▶ **Challenge**:
Write out every entry word for word.

▶ **Record excerpts**:
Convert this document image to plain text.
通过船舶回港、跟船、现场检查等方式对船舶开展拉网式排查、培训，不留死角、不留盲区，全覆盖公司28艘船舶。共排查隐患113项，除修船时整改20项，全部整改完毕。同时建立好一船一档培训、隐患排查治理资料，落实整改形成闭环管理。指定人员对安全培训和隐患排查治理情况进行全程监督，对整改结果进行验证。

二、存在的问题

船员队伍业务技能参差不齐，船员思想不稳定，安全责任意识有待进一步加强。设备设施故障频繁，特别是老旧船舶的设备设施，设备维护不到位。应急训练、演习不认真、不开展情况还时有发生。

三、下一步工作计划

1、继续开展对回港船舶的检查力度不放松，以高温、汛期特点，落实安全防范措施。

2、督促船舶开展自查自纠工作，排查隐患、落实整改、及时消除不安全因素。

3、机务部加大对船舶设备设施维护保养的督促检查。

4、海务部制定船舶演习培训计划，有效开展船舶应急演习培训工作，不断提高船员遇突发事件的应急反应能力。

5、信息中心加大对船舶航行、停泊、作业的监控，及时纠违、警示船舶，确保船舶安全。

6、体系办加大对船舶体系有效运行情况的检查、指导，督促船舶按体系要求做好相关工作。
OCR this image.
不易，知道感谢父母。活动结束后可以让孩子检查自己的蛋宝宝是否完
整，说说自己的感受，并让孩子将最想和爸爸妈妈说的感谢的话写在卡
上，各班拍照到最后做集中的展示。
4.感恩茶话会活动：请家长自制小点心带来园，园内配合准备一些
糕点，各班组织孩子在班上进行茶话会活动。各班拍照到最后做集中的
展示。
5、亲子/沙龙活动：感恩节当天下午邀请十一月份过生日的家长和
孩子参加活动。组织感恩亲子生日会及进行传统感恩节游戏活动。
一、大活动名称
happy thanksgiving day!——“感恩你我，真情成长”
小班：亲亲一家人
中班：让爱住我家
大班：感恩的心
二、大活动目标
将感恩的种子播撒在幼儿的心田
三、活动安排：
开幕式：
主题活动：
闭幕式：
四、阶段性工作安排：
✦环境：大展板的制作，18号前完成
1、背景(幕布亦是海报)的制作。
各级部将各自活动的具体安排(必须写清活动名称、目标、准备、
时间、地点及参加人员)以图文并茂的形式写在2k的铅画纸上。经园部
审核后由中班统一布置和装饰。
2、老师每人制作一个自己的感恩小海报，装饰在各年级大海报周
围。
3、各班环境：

▶ **Answer to this exercise**:
Convert this document image to plain text.
通过船舶回港、跟船、现场检查等方式对船舶开展拉网式排查、培训，不留死角、不留盲区，全覆盖公司28艘船舶。共排查隐患113项，除修船时整改20项，全部整改完毕。同时建立好一船一档培训、隐患排查治理资料，落实整改形成闭环管理。指定人员对安全培训和隐患排查治理情况进行全程监督，对整改结果进行验证。

二、存在的问题

船员队伍业务技能参差不齐，船员思想不稳定，安全责任意识有待进一步加强。设备设施故障频繁，特别是老旧船舶的设备设施，设备维护不到位。应急训练、演习不认真、不开展情况还时有发生。

三、下一步工作计划

1、继续开展对回港船舶的检查力度不放松，以高温、汛期特点，落实安全防范措施。

2、督促船舶开展自查自纠工作，排查隐患、落实整改、及时消除不安全因素。

3、机务部加大对船舶设备设施维护保养的督促检查。

4、海务部制定船舶演习培训计划，有效开展船舶应急演习培训工作，不断提高船员遇突发事件的应急反应能力。

5、信息中心加大对船舶航行、停泊、作业的监控，及时纠违、警示船舶，确保船舶安全。

6、体系办加大对船舶体系有效运行情况的检查、指导，督促船舶按体系要求做好相关工作。
OCR this image.
不易，知道感谢父母。活动结束后可以让孩子检查自己的蛋宝宝是否完
整，说说自己的感受，并让孩子将最想和爸爸妈妈说的感谢的话写在卡
上，各班拍照到最后做集中的展示。
4.感恩茶话会活动：请家长自制小点心带来园，园内配合准备一些
糕点，各班组织孩子在班上进行茶话会活动。各班拍照到最后做集中的
展示。
5、亲子/沙龙活动：感恩节当天下午邀请十一月份过生日的家长和
孩子参加活动。组织感恩亲子生日会及进行传统感恩节游戏活动。
一、大活动名称
happy thanksgiving day!——“感恩你我，真情成长”
小班：亲亲一家人
中班：让爱住我家
大班：感恩的心
二、大活动目标
将感恩的种子播撒在幼儿的心田
三、活动安排：
开幕式：
主题活动：
闭幕式：
四、阶段性工作安排：
✦环境：大展板的制作，18号前完成
1、背景(幕布亦是海报)的制作。
各级部将各自活动的具体安排(必须写清活动名称、目标、准备、
时间、地点及参加人员)以图文并茂的形式写在2k的铅画纸上。经园部
审核后由中班统一布置和装饰。
2、老师每人制作一个自己的感恩小海报，装饰在各年级大海报周
围。
3、各班环境：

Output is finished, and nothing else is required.